[begin DATA PROVIDED]

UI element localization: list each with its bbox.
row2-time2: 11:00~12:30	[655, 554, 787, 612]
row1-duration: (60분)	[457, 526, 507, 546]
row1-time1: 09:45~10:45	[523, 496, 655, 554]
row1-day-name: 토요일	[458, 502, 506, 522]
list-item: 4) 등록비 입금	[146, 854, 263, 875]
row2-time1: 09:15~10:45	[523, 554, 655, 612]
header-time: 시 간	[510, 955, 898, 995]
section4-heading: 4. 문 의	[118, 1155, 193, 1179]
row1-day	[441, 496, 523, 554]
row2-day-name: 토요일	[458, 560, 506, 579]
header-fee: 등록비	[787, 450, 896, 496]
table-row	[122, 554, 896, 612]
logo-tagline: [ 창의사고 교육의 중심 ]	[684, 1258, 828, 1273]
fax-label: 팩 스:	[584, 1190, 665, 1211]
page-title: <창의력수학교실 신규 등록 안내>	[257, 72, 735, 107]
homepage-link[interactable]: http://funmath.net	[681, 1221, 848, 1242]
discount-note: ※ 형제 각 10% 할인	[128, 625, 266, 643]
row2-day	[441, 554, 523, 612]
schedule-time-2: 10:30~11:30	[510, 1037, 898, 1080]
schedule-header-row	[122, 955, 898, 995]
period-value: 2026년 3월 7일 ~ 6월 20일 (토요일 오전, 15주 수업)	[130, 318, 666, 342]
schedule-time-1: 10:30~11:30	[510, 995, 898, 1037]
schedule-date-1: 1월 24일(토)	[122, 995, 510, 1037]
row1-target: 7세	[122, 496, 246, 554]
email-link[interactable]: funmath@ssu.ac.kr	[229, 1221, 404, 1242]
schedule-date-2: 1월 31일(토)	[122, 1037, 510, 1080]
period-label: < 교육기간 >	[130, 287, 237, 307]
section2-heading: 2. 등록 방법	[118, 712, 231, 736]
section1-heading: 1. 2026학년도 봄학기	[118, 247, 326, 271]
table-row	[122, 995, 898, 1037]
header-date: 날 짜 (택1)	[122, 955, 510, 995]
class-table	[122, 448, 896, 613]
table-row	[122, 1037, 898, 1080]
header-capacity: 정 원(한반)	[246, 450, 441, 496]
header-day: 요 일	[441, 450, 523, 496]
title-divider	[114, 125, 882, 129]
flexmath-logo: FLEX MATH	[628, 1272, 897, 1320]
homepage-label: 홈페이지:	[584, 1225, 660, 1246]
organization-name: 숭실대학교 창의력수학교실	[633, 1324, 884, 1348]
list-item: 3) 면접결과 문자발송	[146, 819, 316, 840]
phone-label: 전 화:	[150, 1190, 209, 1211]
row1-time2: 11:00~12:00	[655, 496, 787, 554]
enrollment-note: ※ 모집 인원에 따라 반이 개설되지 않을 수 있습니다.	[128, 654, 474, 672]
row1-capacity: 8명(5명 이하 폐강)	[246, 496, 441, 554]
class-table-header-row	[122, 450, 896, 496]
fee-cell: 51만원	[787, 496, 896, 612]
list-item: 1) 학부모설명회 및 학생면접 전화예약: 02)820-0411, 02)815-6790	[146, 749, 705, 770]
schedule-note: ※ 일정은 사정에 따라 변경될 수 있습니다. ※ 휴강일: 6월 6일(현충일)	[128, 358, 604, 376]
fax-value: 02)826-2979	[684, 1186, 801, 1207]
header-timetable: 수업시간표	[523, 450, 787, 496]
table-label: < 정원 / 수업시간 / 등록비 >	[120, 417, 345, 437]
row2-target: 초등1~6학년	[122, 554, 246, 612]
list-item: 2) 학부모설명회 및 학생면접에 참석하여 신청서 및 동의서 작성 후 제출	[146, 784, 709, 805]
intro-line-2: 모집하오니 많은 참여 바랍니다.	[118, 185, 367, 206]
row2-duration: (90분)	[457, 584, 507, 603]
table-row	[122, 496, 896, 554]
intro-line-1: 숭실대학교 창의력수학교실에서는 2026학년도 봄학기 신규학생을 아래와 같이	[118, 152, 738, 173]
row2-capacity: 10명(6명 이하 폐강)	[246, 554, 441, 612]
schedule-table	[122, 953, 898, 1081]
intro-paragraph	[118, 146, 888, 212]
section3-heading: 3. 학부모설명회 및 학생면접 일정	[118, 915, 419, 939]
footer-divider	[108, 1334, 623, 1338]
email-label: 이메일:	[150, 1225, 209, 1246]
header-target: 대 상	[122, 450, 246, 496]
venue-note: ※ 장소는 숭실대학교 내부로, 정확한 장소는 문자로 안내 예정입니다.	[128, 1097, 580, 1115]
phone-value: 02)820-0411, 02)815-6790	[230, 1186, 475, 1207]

[end DATA PROVIDED]

● **THE REQUEST**
Could you reproduce every line of the material above, keeping each one identical to the original?

● **FULL OUTPUT**
UI element localization: list each with its bbox.
row2-time2: 11:00~12:30	[655, 554, 787, 612]
row1-duration: (60분)	[457, 526, 507, 546]
row1-time1: 09:45~10:45	[523, 496, 655, 554]
row1-day-name: 토요일	[458, 502, 506, 522]
list-item: 4) 등록비 입금	[146, 854, 263, 875]
row2-time1: 09:15~10:45	[523, 554, 655, 612]
header-time: 시 간	[510, 955, 898, 995]
section4-heading: 4. 문 의	[118, 1155, 193, 1179]
row1-day	[441, 496, 523, 554]
row2-day-name: 토요일	[458, 560, 506, 579]
header-fee: 등록비	[787, 450, 896, 496]
table-row	[122, 554, 896, 612]
logo-tagline: [ 창의사고 교육의 중심 ]	[684, 1258, 828, 1273]
fax-label: 팩 스:	[584, 1190, 665, 1211]
page-title: <창의력수학교실 신규 등록 안내>	[257, 72, 735, 107]
homepage-link[interactable]: http://funmath.net	[681, 1221, 848, 1242]
discount-note: ※ 형제 각 10% 할인	[128, 625, 266, 643]
row2-day	[441, 554, 523, 612]
schedule-time-2: 10:30~11:30	[510, 1037, 898, 1080]
schedule-header-row	[122, 955, 898, 995]
period-value: 2026년 3월 7일 ~ 6월 20일 (토요일 오전, 15주 수업)	[130, 318, 666, 342]
schedule-time-1: 10:30~11:30	[510, 995, 898, 1037]
schedule-date-1: 1월 24일(토)	[122, 995, 510, 1037]
row1-target: 7세	[122, 496, 246, 554]
email-link[interactable]: funmath@ssu.ac.kr	[229, 1221, 404, 1242]
schedule-date-2: 1월 31일(토)	[122, 1037, 510, 1080]
period-label: < 교육기간 >	[130, 287, 237, 307]
section2-heading: 2. 등록 방법	[118, 712, 231, 736]
section1-heading: 1. 2026학년도 봄학기	[118, 247, 326, 271]
table-row	[122, 995, 898, 1037]
header-date: 날 짜 (택1)	[122, 955, 510, 995]
class-table	[122, 448, 896, 613]
table-row	[122, 1037, 898, 1080]
header-capacity: 정 원(한반)	[246, 450, 441, 496]
header-day: 요 일	[441, 450, 523, 496]
title-divider	[114, 125, 882, 129]
flexmath-logo: FLEX MATH	[628, 1272, 897, 1320]
homepage-label: 홈페이지:	[584, 1225, 660, 1246]
organization-name: 숭실대학교 창의력수학교실	[633, 1324, 884, 1348]
list-item: 3) 면접결과 문자발송	[146, 819, 316, 840]
phone-label: 전 화:	[150, 1190, 209, 1211]
row1-time2: 11:00~12:00	[655, 496, 787, 554]
enrollment-note: ※ 모집 인원에 따라 반이 개설되지 않을 수 있습니다.	[128, 654, 474, 672]
row1-capacity: 8명(5명 이하 폐강)	[246, 496, 441, 554]
class-table-header-row	[122, 450, 896, 496]
fee-cell: 51만원	[787, 496, 896, 612]
list-item: 1) 학부모설명회 및 학생면접 전화예약: 02)820-0411, 02)815-6790	[146, 749, 705, 770]
schedule-note: ※ 일정은 사정에 따라 변경될 수 있습니다. ※ 휴강일: 6월 6일(현충일)	[128, 358, 604, 376]
fax-value: 02)826-2979	[684, 1186, 801, 1207]
header-timetable: 수업시간표	[523, 450, 787, 496]
table-label: < 정원 / 수업시간 / 등록비 >	[120, 417, 345, 437]
row2-target: 초등1~6학년	[122, 554, 246, 612]
list-item: 2) 학부모설명회 및 학생면접에 참석하여 신청서 및 동의서 작성 후 제출	[146, 784, 709, 805]
intro-line-2: 모집하오니 많은 참여 바랍니다.	[118, 185, 367, 206]
row2-duration: (90분)	[457, 584, 507, 603]
table-row	[122, 496, 896, 554]
intro-line-1: 숭실대학교 창의력수학교실에서는 2026학년도 봄학기 신규학생을 아래와 같이	[118, 152, 738, 173]
row2-capacity: 10명(6명 이하 폐강)	[246, 554, 441, 612]
schedule-table	[122, 953, 898, 1081]
intro-paragraph	[118, 146, 888, 212]
section3-heading: 3. 학부모설명회 및 학생면접 일정	[118, 915, 419, 939]
footer-divider	[108, 1334, 623, 1338]
email-label: 이메일:	[150, 1225, 209, 1246]
header-target: 대 상	[122, 450, 246, 496]
venue-note: ※ 장소는 숭실대학교 내부로, 정확한 장소는 문자로 안내 예정입니다.	[128, 1097, 580, 1115]
phone-value: 02)820-0411, 02)815-6790	[230, 1186, 475, 1207]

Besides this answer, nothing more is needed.